§ **Problem to solve**:
Return all entries precisely as they stand, without the images.

§ **Dataset**:
* Begin *

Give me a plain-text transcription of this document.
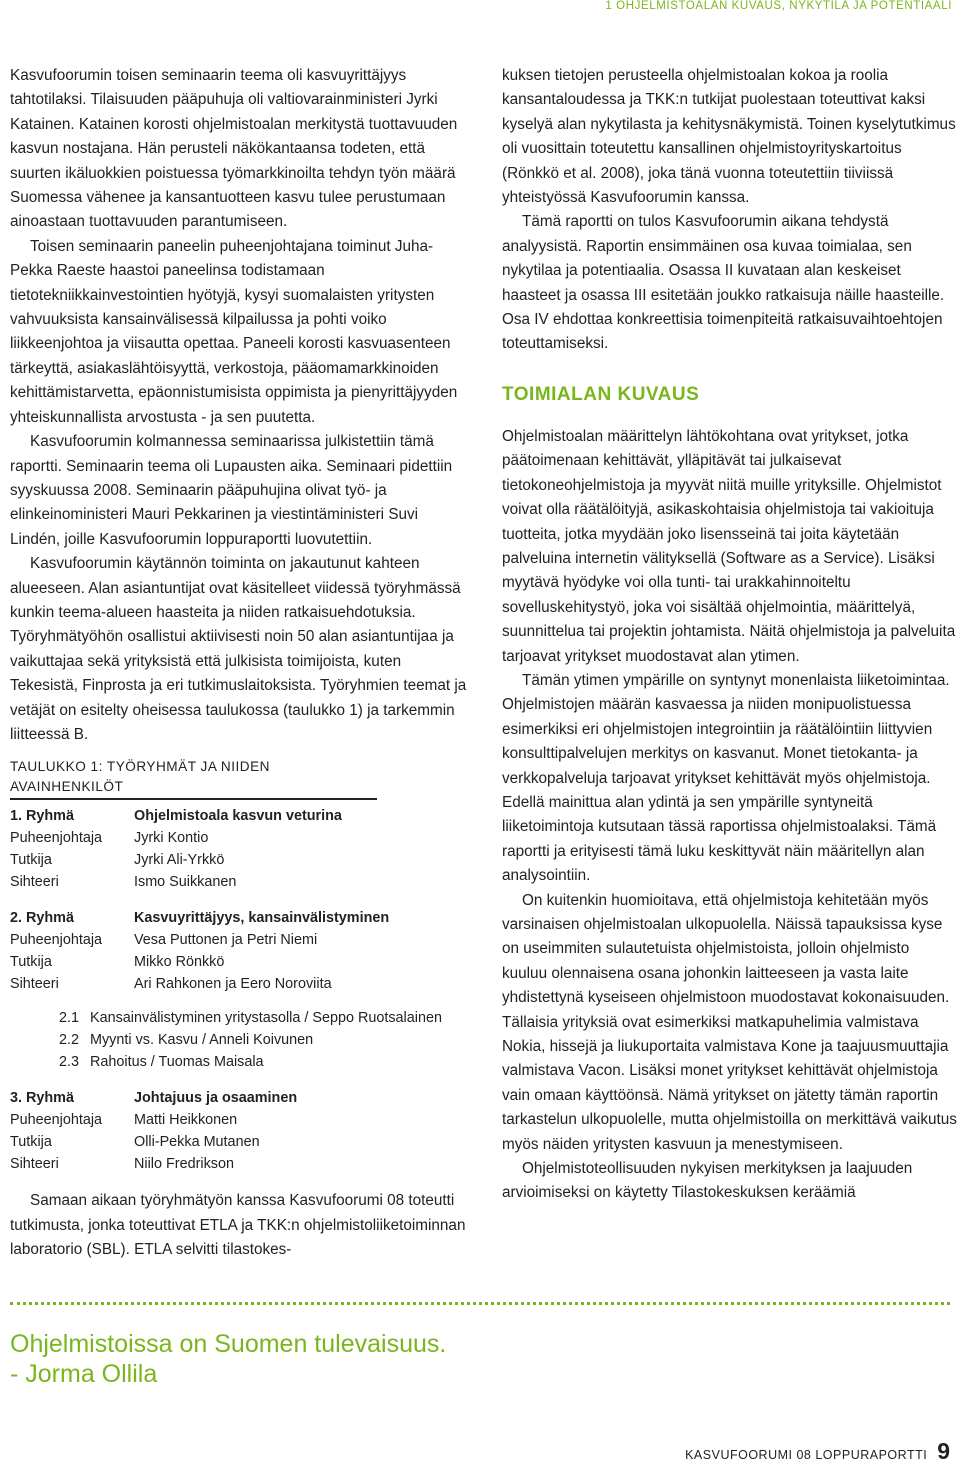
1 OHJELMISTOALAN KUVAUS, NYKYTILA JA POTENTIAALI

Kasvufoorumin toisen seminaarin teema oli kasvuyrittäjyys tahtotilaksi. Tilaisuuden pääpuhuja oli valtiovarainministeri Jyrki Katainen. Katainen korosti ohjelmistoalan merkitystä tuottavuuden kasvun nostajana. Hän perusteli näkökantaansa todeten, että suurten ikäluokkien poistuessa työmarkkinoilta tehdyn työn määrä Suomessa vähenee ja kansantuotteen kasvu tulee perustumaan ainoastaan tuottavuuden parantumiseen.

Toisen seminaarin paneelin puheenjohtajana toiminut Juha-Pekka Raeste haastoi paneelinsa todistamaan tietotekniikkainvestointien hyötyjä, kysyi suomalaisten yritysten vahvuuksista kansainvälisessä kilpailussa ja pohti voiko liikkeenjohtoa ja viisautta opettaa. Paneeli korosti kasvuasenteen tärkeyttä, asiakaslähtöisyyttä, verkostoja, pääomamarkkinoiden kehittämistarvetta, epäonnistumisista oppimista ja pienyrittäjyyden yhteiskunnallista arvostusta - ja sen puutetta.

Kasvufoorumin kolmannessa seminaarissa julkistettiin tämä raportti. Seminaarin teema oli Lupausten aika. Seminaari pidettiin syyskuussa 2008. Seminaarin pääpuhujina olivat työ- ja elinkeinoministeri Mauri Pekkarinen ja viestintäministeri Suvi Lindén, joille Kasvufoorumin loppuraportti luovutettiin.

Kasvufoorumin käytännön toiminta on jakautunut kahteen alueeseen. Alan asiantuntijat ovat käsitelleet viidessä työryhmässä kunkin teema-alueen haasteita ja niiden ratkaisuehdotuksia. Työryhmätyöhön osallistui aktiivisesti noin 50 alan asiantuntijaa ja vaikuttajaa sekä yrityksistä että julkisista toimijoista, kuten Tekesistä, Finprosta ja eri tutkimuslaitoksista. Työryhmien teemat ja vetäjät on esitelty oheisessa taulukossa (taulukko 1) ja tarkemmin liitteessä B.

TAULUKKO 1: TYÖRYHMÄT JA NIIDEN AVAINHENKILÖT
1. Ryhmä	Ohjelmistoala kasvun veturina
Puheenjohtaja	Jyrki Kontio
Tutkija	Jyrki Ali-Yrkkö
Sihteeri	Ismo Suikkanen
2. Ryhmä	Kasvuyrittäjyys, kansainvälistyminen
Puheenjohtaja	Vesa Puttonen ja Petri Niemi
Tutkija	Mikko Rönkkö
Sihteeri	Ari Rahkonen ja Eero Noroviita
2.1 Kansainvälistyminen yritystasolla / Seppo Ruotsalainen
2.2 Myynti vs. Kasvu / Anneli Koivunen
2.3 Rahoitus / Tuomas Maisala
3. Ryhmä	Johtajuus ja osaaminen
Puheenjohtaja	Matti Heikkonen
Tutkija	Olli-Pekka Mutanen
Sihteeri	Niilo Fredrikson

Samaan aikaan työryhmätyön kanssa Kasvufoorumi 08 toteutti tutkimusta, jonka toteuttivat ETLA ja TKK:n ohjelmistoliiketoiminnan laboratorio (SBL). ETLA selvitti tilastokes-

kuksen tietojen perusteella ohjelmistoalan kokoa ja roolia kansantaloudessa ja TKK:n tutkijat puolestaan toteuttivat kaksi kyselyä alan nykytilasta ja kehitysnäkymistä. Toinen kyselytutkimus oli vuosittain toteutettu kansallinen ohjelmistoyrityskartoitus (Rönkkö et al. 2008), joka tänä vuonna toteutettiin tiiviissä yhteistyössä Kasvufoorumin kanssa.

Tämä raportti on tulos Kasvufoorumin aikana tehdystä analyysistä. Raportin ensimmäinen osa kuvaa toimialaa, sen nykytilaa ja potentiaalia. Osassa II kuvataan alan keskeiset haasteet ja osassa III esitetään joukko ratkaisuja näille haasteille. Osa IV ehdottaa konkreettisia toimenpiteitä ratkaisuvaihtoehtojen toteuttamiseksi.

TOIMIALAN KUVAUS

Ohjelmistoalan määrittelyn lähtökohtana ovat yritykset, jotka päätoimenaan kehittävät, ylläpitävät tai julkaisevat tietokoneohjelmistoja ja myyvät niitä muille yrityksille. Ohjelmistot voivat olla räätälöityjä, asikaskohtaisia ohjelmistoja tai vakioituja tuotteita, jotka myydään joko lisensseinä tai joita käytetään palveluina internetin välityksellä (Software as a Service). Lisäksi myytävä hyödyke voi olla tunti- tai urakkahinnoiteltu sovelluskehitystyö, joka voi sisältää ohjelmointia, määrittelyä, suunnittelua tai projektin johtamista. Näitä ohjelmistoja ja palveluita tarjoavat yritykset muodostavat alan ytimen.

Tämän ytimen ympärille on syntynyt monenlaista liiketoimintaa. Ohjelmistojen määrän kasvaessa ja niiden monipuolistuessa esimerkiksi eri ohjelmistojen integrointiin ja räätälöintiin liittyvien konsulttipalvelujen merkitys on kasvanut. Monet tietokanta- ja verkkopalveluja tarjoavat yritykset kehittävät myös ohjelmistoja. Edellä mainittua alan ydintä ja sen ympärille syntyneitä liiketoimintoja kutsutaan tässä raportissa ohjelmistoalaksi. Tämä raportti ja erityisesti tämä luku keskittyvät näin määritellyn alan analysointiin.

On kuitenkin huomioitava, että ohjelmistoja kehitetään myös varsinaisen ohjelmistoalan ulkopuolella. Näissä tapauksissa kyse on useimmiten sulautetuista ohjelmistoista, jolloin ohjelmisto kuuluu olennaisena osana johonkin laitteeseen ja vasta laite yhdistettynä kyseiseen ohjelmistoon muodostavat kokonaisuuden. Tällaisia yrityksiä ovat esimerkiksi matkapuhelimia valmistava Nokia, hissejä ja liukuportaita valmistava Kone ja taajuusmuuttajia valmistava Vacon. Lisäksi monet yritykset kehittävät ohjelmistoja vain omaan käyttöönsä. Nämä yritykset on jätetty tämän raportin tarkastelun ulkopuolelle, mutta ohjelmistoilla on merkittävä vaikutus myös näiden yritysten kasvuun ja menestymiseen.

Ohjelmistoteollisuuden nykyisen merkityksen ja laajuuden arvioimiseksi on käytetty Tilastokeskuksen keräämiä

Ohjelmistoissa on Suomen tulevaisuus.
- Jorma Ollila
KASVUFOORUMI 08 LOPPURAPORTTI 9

* End *

§ **Full output**:
Give me a plain-text transcription of this document.
1 OHJELMISTOALAN KUVAUS, NYKYTILA JA POTENTIAALI

Kasvufoorumin toisen seminaarin teema oli kasvuyrittäjyys tahtotilaksi. Tilaisuuden pääpuhuja oli valtiovarainministeri Jyrki Katainen. Katainen korosti ohjelmistoalan merkitystä tuottavuuden kasvun nostajana. Hän perusteli näkökantaansa todeten, että suurten ikäluokkien poistuessa työmarkkinoilta tehdyn työn määrä Suomessa vähenee ja kansantuotteen kasvu tulee perustumaan ainoastaan tuottavuuden parantumiseen.

Toisen seminaarin paneelin puheenjohtajana toiminut Juha-Pekka Raeste haastoi paneelinsa todistamaan tietotekniikkainvestointien hyötyjä, kysyi suomalaisten yritysten vahvuuksista kansainvälisessä kilpailussa ja pohti voiko liikkeenjohtoa ja viisautta opettaa. Paneeli korosti kasvuasenteen tärkeyttä, asiakaslähtöisyyttä, verkostoja, pääomamarkkinoiden kehittämistarvetta, epäonnistumisista oppimista ja pienyrittäjyyden yhteiskunnallista arvostusta - ja sen puutetta.

Kasvufoorumin kolmannessa seminaarissa julkistettiin tämä raportti. Seminaarin teema oli Lupausten aika. Seminaari pidettiin syyskuussa 2008. Seminaarin pääpuhujina olivat työ- ja elinkeinoministeri Mauri Pekkarinen ja viestintäministeri Suvi Lindén, joille Kasvufoorumin loppuraportti luovutettiin.

Kasvufoorumin käytännön toiminta on jakautunut kahteen alueeseen. Alan asiantuntijat ovat käsitelleet viidessä työryhmässä kunkin teema-alueen haasteita ja niiden ratkaisuehdotuksia. Työryhmätyöhön osallistui aktiivisesti noin 50 alan asiantuntijaa ja vaikuttajaa sekä yrityksistä että julkisista toimijoista, kuten Tekesistä, Finprosta ja eri tutkimuslaitoksista. Työryhmien teemat ja vetäjät on esitelty oheisessa taulukossa (taulukko 1) ja tarkemmin liitteessä B.

TAULUKKO 1: TYÖRYHMÄT JA NIIDEN AVAINHENKILÖT
1. Ryhmä	Ohjelmistoala kasvun veturina
Puheenjohtaja	Jyrki Kontio
Tutkija	Jyrki Ali-Yrkkö
Sihteeri	Ismo Suikkanen
2. Ryhmä	Kasvuyrittäjyys, kansainvälistyminen
Puheenjohtaja	Vesa Puttonen ja Petri Niemi
Tutkija	Mikko Rönkkö
Sihteeri	Ari Rahkonen ja Eero Noroviita
2.1 Kansainvälistyminen yritystasolla / Seppo Ruotsalainen
2.2 Myynti vs. Kasvu / Anneli Koivunen
2.3 Rahoitus / Tuomas Maisala
3. Ryhmä	Johtajuus ja osaaminen
Puheenjohtaja	Matti Heikkonen
Tutkija	Olli-Pekka Mutanen
Sihteeri	Niilo Fredrikson

Samaan aikaan työryhmätyön kanssa Kasvufoorumi 08 toteutti tutkimusta, jonka toteuttivat ETLA ja TKK:n ohjelmistoliiketoiminnan laboratorio (SBL). ETLA selvitti tilastokes-

kuksen tietojen perusteella ohjelmistoalan kokoa ja roolia kansantaloudessa ja TKK:n tutkijat puolestaan toteuttivat kaksi kyselyä alan nykytilasta ja kehitysnäkymistä. Toinen kyselytutkimus oli vuosittain toteutettu kansallinen ohjelmistoyrityskartoitus (Rönkkö et al. 2008), joka tänä vuonna toteutettiin tiiviissä yhteistyössä Kasvufoorumin kanssa.

Tämä raportti on tulos Kasvufoorumin aikana tehdystä analyysistä. Raportin ensimmäinen osa kuvaa toimialaa, sen nykytilaa ja potentiaalia. Osassa II kuvataan alan keskeiset haasteet ja osassa III esitetään joukko ratkaisuja näille haasteille. Osa IV ehdottaa konkreettisia toimenpiteitä ratkaisuvaihtoehtojen toteuttamiseksi.

TOIMIALAN KUVAUS

Ohjelmistoalan määrittelyn lähtökohtana ovat yritykset, jotka päätoimenaan kehittävät, ylläpitävät tai julkaisevat tietokoneohjelmistoja ja myyvät niitä muille yrityksille. Ohjelmistot voivat olla räätälöityjä, asikaskohtaisia ohjelmistoja tai vakioituja tuotteita, jotka myydään joko lisensseinä tai joita käytetään palveluina internetin välityksellä (Software as a Service). Lisäksi myytävä hyödyke voi olla tunti- tai urakkahinnoiteltu sovelluskehitystyö, joka voi sisältää ohjelmointia, määrittelyä, suunnittelua tai projektin johtamista. Näitä ohjelmistoja ja palveluita tarjoavat yritykset muodostavat alan ytimen.

Tämän ytimen ympärille on syntynyt monenlaista liiketoimintaa. Ohjelmistojen määrän kasvaessa ja niiden monipuolistuessa esimerkiksi eri ohjelmistojen integrointiin ja räätälöintiin liittyvien konsulttipalvelujen merkitys on kasvanut. Monet tietokanta- ja verkkopalveluja tarjoavat yritykset kehittävät myös ohjelmistoja. Edellä mainittua alan ydintä ja sen ympärille syntyneitä liiketoimintoja kutsutaan tässä raportissa ohjelmistoalaksi. Tämä raportti ja erityisesti tämä luku keskittyvät näin määritellyn alan analysointiin.

On kuitenkin huomioitava, että ohjelmistoja kehitetään myös varsinaisen ohjelmistoalan ulkopuolella. Näissä tapauksissa kyse on useimmiten sulautetuista ohjelmistoista, jolloin ohjelmisto kuuluu olennaisena osana johonkin laitteeseen ja vasta laite yhdistettynä kyseiseen ohjelmistoon muodostavat kokonaisuuden. Tällaisia yrityksiä ovat esimerkiksi matkapuhelimia valmistava Nokia, hissejä ja liukuportaita valmistava Kone ja taajuusmuuttajia valmistava Vacon. Lisäksi monet yritykset kehittävät ohjelmistoja vain omaan käyttöönsä. Nämä yritykset on jätetty tämän raportin tarkastelun ulkopuolelle, mutta ohjelmistoilla on merkittävä vaikutus myös näiden yritysten kasvuun ja menestymiseen.

Ohjelmistoteollisuuden nykyisen merkityksen ja laajuuden arvioimiseksi on käytetty Tilastokeskuksen keräämiä

Ohjelmistoissa on Suomen tulevaisuus.
- Jorma Ollila
KASVUFOORUMI 08 LOPPURAPORTTI 9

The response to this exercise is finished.